start Excerpted data
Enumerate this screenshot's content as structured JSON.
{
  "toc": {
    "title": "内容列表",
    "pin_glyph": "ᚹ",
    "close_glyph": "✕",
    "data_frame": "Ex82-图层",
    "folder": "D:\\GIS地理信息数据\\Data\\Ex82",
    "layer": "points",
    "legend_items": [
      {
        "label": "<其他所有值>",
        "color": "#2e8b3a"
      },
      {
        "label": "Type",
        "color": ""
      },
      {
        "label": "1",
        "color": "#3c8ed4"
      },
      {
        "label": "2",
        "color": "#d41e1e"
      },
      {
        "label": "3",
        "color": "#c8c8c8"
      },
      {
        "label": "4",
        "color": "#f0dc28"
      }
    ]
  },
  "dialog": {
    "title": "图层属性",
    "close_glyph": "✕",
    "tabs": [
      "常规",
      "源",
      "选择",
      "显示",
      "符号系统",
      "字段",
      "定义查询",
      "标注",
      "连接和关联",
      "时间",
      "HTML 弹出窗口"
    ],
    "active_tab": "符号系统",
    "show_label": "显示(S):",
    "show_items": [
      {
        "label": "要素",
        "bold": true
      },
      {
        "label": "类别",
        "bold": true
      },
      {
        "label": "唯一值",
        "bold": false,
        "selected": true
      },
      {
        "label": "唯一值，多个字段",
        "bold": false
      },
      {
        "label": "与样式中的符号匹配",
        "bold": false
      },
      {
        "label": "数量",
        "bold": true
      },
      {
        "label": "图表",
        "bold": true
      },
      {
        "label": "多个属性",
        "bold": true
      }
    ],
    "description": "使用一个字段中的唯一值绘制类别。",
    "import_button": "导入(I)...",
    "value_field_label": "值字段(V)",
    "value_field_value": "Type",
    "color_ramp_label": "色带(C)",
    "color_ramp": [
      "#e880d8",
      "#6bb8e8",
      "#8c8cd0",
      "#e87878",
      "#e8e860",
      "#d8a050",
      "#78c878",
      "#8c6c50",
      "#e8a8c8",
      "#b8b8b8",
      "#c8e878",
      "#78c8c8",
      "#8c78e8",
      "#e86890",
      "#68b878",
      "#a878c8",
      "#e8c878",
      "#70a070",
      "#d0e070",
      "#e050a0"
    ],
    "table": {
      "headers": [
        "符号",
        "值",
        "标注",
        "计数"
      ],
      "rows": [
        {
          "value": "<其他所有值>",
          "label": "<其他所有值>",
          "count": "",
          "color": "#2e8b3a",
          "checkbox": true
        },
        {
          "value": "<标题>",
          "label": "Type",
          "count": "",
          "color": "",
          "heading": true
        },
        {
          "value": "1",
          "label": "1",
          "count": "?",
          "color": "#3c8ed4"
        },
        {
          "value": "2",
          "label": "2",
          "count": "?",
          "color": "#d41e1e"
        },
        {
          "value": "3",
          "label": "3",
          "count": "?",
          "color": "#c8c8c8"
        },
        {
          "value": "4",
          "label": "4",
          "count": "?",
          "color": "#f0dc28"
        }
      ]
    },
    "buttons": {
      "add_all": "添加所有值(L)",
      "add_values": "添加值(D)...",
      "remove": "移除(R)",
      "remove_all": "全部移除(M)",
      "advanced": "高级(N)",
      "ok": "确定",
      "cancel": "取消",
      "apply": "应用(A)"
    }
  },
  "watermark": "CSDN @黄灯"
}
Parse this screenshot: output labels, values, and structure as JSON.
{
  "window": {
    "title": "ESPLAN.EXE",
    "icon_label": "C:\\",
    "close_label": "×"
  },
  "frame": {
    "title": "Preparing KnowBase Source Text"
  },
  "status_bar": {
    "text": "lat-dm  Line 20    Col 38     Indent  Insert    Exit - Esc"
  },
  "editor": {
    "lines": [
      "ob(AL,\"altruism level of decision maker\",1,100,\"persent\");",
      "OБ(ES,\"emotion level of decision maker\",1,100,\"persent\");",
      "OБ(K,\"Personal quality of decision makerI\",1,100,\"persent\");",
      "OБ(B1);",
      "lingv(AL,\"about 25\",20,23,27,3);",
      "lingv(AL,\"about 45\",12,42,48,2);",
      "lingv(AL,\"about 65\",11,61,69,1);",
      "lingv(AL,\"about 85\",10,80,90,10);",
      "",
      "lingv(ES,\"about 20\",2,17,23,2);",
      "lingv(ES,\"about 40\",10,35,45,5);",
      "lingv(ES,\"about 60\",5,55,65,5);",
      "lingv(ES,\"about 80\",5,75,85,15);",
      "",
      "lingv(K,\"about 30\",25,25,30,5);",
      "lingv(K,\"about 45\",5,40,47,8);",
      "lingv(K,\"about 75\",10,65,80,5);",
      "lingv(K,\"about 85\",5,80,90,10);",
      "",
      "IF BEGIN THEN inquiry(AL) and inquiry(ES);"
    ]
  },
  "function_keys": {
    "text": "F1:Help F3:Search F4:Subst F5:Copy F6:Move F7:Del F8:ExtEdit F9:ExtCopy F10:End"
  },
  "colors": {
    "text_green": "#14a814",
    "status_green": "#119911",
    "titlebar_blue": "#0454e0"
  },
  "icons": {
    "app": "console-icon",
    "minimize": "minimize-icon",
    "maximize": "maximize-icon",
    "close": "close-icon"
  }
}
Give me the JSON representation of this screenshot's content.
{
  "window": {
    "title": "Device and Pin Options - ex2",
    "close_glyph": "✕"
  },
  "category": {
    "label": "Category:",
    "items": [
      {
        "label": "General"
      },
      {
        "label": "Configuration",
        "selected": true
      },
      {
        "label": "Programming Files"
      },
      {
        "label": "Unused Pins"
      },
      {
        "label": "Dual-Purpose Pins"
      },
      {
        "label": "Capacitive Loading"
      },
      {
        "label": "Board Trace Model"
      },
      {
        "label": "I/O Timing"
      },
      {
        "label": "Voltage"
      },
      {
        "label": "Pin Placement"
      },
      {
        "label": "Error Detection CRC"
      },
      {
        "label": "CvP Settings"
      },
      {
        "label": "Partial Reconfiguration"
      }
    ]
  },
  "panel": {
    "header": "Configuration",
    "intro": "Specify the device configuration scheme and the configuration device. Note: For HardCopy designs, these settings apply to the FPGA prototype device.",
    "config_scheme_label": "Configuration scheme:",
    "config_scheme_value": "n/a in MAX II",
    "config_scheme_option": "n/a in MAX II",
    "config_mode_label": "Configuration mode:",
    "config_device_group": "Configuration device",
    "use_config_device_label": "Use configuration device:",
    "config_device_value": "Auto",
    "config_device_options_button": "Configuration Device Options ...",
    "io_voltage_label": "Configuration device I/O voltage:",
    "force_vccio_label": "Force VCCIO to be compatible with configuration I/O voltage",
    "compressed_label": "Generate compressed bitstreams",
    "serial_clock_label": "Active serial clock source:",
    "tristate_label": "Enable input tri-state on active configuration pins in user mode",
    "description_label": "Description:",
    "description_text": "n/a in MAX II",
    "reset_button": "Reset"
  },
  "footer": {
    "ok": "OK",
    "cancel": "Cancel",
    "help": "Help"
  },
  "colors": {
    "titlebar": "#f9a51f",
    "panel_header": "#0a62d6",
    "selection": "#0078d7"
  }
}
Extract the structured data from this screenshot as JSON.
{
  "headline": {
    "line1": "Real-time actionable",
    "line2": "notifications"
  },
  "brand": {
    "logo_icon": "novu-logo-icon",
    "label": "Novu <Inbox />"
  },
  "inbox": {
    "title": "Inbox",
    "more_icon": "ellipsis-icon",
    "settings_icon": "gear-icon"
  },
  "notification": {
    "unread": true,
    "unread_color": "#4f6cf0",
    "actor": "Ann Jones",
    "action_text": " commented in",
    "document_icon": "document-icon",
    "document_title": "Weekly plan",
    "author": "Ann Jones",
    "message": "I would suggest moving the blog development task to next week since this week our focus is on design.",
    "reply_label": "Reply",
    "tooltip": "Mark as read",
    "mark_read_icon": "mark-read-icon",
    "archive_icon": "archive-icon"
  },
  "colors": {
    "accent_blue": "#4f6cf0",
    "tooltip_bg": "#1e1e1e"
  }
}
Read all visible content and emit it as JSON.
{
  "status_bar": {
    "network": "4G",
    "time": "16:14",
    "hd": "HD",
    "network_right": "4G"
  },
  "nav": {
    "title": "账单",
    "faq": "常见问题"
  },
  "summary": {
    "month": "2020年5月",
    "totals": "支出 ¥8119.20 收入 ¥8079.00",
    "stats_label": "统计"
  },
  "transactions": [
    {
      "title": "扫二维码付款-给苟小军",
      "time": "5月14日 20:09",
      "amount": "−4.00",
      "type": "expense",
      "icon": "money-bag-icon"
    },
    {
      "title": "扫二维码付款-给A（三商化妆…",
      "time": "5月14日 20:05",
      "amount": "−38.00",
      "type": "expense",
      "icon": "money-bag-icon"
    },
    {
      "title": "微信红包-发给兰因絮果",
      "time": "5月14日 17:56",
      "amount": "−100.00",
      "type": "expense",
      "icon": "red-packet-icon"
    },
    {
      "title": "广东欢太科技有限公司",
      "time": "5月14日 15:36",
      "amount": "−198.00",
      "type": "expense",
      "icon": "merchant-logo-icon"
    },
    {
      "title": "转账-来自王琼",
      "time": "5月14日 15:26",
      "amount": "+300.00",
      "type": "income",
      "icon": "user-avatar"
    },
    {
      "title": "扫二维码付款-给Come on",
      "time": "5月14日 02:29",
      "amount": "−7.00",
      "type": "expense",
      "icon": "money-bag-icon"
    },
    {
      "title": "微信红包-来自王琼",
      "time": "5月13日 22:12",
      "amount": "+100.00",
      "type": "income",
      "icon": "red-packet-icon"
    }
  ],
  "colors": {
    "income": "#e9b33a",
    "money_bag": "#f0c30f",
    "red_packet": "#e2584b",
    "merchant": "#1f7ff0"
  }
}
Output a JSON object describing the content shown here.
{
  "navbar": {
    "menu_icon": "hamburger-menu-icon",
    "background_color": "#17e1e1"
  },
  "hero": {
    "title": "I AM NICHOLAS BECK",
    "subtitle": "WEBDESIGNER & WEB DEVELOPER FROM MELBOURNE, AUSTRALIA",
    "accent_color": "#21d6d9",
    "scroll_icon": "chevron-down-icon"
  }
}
end Excerpted data
■ Required work: Go through the listing above and work out how many lines contain the string "logo". Reply with the number alone.

■ Worked solution: 2